Problem to work on:
Express the part of the items that opens with the line containing "thumbs-up-icon[interactable] (94, 700, 116, 722)" and closes with the line containing "comment-meta: @user-narjsemfausenlwla •" as a JSON list of strings, one string per line, with blank lines left out. Include both of those lines and nothing outside that span.

(Data records)
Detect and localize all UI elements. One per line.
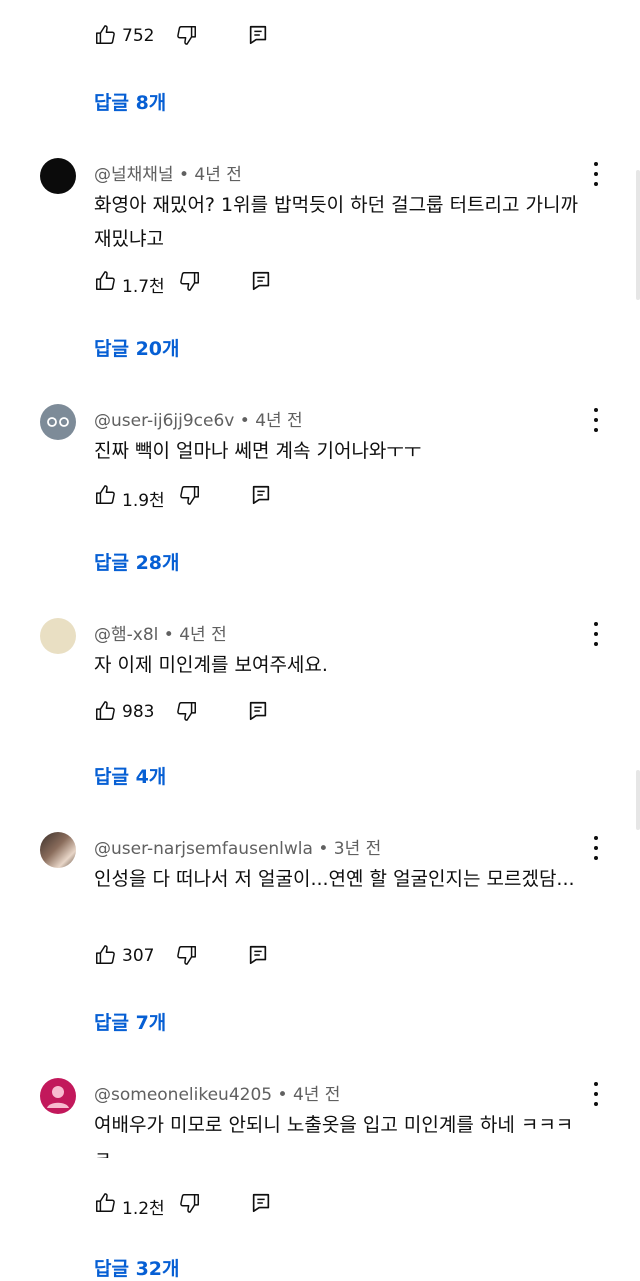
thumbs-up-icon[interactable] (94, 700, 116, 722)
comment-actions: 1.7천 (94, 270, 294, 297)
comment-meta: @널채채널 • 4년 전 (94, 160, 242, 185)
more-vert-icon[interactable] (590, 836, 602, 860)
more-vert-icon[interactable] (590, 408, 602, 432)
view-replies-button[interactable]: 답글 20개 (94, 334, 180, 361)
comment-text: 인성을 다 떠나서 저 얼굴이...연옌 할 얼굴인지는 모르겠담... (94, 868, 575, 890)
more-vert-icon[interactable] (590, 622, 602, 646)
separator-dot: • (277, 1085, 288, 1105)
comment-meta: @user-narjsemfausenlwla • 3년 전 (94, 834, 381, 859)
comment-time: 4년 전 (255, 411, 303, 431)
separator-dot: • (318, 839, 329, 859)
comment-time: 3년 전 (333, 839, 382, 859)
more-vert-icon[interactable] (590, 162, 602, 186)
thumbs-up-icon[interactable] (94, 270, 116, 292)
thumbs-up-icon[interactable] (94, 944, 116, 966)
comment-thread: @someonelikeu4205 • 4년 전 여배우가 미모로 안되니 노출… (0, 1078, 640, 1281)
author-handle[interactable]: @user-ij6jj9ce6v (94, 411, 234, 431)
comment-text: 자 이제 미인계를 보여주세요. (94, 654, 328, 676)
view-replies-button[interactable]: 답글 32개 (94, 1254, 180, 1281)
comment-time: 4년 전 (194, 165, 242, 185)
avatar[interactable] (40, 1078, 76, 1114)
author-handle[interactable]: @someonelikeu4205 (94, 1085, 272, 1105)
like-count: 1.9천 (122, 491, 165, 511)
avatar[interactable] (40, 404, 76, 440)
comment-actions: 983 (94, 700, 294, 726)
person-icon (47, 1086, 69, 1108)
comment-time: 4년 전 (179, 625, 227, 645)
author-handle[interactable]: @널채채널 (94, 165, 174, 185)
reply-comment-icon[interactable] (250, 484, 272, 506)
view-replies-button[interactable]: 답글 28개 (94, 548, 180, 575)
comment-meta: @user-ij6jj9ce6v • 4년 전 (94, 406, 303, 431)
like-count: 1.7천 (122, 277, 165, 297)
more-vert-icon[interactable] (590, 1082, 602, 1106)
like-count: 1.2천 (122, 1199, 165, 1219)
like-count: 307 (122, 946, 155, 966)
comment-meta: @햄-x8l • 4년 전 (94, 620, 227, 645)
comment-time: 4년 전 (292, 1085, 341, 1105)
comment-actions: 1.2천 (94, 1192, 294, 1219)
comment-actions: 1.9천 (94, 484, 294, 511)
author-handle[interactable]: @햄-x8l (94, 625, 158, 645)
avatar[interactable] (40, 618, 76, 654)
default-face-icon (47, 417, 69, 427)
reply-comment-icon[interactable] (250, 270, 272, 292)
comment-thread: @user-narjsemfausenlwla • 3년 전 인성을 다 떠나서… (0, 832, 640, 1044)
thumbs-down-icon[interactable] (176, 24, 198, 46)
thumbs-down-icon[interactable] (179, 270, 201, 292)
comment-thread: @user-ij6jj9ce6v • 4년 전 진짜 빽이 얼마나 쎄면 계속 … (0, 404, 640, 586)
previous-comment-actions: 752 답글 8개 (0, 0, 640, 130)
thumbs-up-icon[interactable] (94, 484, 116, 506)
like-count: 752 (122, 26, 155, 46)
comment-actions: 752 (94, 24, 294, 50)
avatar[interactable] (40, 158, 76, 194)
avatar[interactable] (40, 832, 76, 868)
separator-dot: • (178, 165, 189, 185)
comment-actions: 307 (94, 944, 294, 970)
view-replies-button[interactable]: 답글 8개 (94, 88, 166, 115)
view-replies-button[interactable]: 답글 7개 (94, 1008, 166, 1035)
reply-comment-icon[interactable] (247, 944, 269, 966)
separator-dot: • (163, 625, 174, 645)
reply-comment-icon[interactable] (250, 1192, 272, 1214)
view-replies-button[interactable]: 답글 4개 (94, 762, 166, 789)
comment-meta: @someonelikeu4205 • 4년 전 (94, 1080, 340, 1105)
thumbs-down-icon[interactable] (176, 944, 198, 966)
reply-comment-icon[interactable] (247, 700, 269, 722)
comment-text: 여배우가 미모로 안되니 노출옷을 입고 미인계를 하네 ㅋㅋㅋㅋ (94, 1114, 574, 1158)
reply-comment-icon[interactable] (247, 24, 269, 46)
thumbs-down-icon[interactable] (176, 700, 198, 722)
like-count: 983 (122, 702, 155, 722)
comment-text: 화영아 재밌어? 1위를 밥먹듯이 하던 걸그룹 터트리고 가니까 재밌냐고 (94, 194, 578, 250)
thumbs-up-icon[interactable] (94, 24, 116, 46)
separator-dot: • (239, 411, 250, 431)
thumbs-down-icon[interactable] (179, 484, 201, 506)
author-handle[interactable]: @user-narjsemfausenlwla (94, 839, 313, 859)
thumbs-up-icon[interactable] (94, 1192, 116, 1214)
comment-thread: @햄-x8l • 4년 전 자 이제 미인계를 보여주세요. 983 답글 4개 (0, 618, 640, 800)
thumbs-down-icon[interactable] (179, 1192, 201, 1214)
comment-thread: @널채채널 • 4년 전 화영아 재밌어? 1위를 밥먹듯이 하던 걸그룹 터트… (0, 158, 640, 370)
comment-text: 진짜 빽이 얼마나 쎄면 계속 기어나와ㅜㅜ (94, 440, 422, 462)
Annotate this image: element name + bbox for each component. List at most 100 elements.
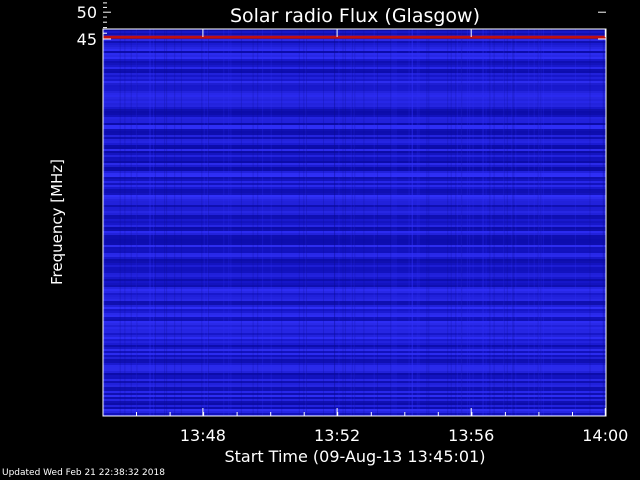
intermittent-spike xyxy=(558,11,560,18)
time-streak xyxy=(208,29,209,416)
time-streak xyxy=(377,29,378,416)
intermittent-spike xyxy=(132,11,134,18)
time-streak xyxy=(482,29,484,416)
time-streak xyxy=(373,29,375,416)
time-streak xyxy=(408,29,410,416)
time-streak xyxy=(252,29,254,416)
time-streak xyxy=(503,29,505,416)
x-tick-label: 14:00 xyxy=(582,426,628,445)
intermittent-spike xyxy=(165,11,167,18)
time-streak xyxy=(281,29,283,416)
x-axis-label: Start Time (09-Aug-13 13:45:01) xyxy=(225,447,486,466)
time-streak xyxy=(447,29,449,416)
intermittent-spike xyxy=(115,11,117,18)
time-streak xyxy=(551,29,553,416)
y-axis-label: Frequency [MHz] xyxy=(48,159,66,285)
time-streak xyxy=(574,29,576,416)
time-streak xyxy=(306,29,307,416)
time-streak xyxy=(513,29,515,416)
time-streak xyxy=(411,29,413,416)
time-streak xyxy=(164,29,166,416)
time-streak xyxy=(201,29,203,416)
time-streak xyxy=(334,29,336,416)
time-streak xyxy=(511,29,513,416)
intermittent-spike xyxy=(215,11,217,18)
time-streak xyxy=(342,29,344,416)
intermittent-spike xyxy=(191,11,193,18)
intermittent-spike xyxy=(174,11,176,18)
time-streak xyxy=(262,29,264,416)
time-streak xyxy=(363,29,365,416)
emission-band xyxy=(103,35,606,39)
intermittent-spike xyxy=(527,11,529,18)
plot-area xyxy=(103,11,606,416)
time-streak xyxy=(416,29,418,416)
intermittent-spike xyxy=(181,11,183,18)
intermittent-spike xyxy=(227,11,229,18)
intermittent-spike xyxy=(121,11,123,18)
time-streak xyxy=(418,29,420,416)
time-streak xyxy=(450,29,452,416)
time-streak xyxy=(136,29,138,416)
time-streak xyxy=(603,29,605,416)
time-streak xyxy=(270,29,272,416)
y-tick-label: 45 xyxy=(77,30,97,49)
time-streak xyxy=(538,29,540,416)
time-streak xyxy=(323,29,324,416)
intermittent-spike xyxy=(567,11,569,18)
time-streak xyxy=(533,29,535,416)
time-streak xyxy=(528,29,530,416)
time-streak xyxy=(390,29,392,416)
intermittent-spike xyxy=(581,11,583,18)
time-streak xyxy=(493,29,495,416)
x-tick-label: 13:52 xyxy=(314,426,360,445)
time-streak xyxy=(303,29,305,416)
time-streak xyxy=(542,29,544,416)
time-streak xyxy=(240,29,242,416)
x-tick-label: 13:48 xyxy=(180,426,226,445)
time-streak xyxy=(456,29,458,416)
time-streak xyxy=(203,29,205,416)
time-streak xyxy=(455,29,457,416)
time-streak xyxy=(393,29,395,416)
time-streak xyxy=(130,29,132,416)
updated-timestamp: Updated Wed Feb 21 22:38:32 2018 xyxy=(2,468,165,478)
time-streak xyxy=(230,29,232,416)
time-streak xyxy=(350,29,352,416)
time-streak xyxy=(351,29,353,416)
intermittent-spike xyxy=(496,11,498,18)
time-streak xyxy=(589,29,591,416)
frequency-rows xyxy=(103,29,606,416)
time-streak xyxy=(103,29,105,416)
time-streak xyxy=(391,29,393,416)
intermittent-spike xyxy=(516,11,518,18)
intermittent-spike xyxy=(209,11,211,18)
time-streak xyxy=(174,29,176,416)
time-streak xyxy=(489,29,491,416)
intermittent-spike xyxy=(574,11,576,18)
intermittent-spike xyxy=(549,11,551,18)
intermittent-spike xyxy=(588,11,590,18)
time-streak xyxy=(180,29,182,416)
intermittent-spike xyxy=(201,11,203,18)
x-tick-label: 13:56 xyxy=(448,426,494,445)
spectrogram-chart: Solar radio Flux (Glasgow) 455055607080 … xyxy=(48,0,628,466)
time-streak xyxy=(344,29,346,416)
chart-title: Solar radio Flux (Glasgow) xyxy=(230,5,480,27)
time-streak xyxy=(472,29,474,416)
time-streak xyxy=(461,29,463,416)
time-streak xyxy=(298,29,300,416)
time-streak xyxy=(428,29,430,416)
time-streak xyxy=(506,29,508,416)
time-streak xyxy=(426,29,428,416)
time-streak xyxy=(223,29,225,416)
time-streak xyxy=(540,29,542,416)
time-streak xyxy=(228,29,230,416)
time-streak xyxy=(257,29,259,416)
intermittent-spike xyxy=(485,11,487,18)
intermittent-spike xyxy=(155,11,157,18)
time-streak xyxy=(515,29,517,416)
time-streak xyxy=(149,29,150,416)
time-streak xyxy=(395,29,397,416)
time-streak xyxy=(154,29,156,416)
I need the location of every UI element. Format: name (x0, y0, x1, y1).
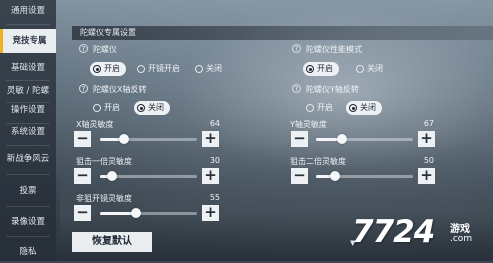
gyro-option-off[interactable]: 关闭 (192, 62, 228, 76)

Problem solution:
[
  "thumbs-up-icon[interactable] (94, 700, 116, 722)",
  "comment-actions: 1.7천 (94, 270, 294, 297)",
  "comment-meta: @널채채널 • 4년 전 (94, 160, 242, 185)",
  "more-vert-icon[interactable] (590, 836, 602, 860)",
  "more-vert-icon[interactable] (590, 408, 602, 432)",
  "view-replies-button[interactable]: 답글 20개 (94, 334, 180, 361)",
  "comment-text: 인성을 다 떠나서 저 얼굴이...연옌 할 얼굴인지는 모르겠담... (94, 868, 575, 890)",
  "more-vert-icon[interactable] (590, 622, 602, 646)",
  "separator-dot: • (277, 1085, 288, 1105)",
  "comment-meta: @user-narjsemfausenlwla • 3년 전 (94, 834, 381, 859)"
]